>> begin

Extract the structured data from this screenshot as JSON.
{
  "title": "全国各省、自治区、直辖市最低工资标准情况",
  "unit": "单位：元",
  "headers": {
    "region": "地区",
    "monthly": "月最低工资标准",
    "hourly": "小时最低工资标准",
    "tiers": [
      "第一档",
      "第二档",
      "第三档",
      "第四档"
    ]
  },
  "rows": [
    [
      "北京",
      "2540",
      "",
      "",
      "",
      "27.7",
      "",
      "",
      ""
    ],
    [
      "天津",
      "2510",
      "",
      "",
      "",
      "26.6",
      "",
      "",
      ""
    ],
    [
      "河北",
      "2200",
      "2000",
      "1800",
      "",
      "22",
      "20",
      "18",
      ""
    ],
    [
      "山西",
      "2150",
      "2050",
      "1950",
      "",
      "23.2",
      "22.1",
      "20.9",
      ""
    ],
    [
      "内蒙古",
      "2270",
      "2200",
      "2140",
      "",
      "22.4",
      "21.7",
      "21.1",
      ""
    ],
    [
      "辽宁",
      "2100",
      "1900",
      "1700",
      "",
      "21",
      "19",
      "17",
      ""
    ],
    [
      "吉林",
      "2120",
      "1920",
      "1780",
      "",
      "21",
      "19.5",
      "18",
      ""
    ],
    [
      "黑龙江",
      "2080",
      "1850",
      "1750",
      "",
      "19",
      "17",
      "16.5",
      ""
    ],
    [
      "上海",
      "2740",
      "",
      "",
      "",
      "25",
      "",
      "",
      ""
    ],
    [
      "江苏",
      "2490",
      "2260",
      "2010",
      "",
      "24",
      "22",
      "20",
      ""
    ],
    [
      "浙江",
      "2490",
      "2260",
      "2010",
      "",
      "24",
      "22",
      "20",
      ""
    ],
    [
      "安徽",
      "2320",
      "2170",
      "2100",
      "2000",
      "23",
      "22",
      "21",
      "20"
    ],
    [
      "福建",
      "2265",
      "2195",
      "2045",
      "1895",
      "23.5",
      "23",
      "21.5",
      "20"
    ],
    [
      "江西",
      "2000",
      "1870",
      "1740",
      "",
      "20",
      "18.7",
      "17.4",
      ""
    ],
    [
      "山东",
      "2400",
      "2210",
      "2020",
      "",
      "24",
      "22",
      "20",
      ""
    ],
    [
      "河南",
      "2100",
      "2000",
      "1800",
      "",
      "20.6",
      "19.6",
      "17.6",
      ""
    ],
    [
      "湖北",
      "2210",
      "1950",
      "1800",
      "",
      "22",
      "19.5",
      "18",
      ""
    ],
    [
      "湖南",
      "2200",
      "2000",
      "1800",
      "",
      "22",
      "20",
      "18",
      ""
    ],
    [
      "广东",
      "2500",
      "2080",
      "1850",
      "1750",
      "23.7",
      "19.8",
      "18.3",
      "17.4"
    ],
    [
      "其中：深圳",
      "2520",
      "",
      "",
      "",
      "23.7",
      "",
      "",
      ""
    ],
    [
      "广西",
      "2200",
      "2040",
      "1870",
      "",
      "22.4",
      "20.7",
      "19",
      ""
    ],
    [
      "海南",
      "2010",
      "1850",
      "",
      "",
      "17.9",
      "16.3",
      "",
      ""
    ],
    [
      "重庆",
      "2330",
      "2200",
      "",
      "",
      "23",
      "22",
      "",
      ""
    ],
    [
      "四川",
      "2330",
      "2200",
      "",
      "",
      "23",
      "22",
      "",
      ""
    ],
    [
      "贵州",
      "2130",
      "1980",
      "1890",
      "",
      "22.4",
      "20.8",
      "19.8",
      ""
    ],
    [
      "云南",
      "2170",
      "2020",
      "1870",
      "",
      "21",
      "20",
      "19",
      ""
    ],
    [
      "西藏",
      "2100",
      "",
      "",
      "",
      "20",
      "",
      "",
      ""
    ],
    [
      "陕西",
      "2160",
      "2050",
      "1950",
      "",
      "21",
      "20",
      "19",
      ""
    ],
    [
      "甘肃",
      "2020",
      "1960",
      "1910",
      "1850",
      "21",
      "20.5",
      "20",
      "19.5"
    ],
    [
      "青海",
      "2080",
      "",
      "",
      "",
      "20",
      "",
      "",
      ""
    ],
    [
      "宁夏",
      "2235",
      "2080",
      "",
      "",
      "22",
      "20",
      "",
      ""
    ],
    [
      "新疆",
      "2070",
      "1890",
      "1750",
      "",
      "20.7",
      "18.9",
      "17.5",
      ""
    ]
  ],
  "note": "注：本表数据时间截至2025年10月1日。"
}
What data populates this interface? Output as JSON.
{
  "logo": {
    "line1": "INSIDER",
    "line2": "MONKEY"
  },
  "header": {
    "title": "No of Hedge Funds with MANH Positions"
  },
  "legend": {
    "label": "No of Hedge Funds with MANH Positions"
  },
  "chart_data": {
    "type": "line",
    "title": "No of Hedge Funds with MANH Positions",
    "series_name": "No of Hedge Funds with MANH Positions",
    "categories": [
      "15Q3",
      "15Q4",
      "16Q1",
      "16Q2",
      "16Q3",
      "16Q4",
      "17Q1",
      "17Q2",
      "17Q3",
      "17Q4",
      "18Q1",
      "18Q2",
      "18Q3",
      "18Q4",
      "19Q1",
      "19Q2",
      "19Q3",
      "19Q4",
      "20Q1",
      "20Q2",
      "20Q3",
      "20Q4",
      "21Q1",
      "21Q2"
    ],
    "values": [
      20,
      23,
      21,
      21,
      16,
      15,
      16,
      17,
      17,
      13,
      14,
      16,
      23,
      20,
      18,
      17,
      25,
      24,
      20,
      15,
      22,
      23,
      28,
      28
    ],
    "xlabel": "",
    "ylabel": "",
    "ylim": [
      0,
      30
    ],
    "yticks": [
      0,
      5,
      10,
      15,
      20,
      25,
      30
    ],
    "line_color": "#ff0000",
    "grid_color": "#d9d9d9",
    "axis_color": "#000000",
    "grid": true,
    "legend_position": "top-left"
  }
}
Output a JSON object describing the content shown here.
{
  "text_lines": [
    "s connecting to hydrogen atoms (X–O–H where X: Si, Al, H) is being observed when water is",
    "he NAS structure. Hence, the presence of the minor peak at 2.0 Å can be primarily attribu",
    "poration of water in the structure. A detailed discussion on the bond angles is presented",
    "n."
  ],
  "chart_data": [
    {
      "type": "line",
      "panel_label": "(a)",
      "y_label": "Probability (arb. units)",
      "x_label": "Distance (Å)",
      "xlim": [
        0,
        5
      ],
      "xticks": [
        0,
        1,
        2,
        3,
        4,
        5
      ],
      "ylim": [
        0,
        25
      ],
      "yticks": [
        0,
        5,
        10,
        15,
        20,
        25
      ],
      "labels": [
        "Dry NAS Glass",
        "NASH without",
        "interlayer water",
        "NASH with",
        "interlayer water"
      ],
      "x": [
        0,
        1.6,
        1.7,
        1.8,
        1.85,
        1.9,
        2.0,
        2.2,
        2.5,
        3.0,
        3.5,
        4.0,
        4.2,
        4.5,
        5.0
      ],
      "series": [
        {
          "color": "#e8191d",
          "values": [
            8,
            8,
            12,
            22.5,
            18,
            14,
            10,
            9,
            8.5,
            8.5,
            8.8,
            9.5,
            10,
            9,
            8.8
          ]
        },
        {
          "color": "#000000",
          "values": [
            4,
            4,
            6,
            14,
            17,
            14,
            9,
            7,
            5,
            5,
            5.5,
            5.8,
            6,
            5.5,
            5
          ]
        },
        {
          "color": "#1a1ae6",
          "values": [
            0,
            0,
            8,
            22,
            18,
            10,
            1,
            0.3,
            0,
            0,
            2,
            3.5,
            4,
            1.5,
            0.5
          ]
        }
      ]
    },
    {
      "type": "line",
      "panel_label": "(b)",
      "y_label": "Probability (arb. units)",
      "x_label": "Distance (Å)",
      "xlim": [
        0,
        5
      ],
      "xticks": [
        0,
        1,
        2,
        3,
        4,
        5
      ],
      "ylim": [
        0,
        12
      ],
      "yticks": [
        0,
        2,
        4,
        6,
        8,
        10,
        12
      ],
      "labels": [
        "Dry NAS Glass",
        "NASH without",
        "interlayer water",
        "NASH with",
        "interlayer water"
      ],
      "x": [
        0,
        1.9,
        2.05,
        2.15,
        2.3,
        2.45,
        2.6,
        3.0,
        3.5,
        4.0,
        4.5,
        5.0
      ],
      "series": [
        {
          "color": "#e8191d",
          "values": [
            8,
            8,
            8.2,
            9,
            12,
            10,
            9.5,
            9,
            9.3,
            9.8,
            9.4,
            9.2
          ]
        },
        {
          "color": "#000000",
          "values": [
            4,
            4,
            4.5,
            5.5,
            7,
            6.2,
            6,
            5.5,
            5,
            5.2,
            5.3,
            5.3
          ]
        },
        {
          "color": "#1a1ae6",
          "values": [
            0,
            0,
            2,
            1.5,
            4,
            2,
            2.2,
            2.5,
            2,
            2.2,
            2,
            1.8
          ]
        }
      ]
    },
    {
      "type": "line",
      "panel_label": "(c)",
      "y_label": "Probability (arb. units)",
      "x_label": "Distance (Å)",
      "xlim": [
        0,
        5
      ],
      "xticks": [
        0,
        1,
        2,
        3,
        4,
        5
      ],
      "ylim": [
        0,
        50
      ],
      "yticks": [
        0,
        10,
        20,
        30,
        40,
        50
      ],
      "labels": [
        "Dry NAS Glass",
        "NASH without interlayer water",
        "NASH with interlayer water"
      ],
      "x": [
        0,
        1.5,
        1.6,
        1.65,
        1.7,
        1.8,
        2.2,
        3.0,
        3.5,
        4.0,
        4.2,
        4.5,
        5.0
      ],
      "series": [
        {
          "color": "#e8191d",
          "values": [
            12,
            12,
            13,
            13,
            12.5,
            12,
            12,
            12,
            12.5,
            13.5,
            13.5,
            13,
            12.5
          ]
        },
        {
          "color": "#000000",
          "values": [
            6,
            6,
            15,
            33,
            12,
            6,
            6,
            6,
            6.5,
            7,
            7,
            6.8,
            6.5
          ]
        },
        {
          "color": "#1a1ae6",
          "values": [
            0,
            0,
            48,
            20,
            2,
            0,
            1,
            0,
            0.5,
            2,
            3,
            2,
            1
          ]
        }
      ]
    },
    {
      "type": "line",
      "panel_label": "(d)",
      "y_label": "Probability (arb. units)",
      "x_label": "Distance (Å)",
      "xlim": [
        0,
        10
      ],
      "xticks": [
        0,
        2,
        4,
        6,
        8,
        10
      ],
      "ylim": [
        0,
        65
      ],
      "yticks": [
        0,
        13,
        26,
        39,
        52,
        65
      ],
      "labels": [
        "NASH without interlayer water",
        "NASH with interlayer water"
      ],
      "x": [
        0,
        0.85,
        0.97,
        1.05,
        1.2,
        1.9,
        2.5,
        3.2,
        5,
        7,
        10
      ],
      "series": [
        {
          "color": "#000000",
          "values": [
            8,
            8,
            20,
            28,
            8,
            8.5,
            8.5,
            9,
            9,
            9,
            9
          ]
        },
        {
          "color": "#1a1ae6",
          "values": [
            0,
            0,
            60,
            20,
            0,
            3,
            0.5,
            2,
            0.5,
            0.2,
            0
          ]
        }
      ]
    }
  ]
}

>> end

*Stated task*: In the listing above, find each line with the word "Output" and copy it.

*Solved exercise*:
What data populates this interface? Output as JSON.
Output a JSON object describing the content shown here.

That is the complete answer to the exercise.